Stored rows:
═══

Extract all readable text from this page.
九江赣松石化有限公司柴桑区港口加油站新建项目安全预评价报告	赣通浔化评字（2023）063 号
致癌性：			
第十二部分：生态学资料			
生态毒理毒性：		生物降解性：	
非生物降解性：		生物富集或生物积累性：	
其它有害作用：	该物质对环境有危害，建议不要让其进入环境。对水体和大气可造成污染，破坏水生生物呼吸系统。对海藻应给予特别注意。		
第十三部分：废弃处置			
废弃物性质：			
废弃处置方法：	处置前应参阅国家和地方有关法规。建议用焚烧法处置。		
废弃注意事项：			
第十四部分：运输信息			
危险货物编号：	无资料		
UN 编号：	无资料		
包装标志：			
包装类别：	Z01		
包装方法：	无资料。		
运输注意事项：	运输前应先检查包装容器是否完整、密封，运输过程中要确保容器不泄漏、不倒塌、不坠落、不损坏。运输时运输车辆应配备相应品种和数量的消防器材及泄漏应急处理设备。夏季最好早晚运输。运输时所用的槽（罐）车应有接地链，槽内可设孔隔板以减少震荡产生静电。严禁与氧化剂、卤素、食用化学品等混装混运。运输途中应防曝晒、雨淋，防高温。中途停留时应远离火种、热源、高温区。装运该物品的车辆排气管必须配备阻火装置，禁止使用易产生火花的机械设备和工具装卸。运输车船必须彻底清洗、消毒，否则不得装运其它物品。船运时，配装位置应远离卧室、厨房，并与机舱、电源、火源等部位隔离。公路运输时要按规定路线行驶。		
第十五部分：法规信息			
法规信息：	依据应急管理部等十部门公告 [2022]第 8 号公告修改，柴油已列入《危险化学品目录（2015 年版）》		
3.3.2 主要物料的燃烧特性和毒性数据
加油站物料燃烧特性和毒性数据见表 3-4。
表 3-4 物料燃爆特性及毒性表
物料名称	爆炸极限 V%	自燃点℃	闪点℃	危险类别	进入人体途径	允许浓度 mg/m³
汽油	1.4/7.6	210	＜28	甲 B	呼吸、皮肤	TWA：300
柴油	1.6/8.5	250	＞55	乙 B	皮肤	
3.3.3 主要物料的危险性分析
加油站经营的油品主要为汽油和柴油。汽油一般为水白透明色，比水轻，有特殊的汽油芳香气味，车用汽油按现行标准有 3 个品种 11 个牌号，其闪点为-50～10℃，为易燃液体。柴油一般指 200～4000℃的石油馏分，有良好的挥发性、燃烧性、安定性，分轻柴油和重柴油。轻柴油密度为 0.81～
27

═══

Return each line of the records above exactly as it reads.

Complete output:
Extract all readable text from this page.
九江赣松石化有限公司柴桑区港口加油站新建项目安全预评价报告	赣通浔化评字（2023）063 号
致癌性：			
第十二部分：生态学资料			
生态毒理毒性：		生物降解性：	
非生物降解性：		生物富集或生物积累性：	
其它有害作用：	该物质对环境有危害，建议不要让其进入环境。对水体和大气可造成污染，破坏水生生物呼吸系统。对海藻应给予特别注意。		
第十三部分：废弃处置			
废弃物性质：			
废弃处置方法：	处置前应参阅国家和地方有关法规。建议用焚烧法处置。		
废弃注意事项：			
第十四部分：运输信息			
危险货物编号：	无资料		
UN 编号：	无资料		
包装标志：			
包装类别：	Z01		
包装方法：	无资料。		
运输注意事项：	运输前应先检查包装容器是否完整、密封，运输过程中要确保容器不泄漏、不倒塌、不坠落、不损坏。运输时运输车辆应配备相应品种和数量的消防器材及泄漏应急处理设备。夏季最好早晚运输。运输时所用的槽（罐）车应有接地链，槽内可设孔隔板以减少震荡产生静电。严禁与氧化剂、卤素、食用化学品等混装混运。运输途中应防曝晒、雨淋，防高温。中途停留时应远离火种、热源、高温区。装运该物品的车辆排气管必须配备阻火装置，禁止使用易产生火花的机械设备和工具装卸。运输车船必须彻底清洗、消毒，否则不得装运其它物品。船运时，配装位置应远离卧室、厨房，并与机舱、电源、火源等部位隔离。公路运输时要按规定路线行驶。		
第十五部分：法规信息			
法规信息：	依据应急管理部等十部门公告 [2022]第 8 号公告修改，柴油已列入《危险化学品目录（2015 年版）》		
3.3.2 主要物料的燃烧特性和毒性数据
加油站物料燃烧特性和毒性数据见表 3-4。
表 3-4 物料燃爆特性及毒性表
物料名称	爆炸极限 V%	自燃点℃	闪点℃	危险类别	进入人体途径	允许浓度 mg/m³
汽油	1.4/7.6	210	＜28	甲 B	呼吸、皮肤	TWA：300
柴油	1.6/8.5	250	＞55	乙 B	皮肤	
3.3.3 主要物料的危险性分析
加油站经营的油品主要为汽油和柴油。汽油一般为水白透明色，比水轻，有特殊的汽油芳香气味，车用汽油按现行标准有 3 个品种 11 个牌号，其闪点为-50～10℃，为易燃液体。柴油一般指 200～4000℃的石油馏分，有良好的挥发性、燃烧性、安定性，分轻柴油和重柴油。轻柴油密度为 0.81～
27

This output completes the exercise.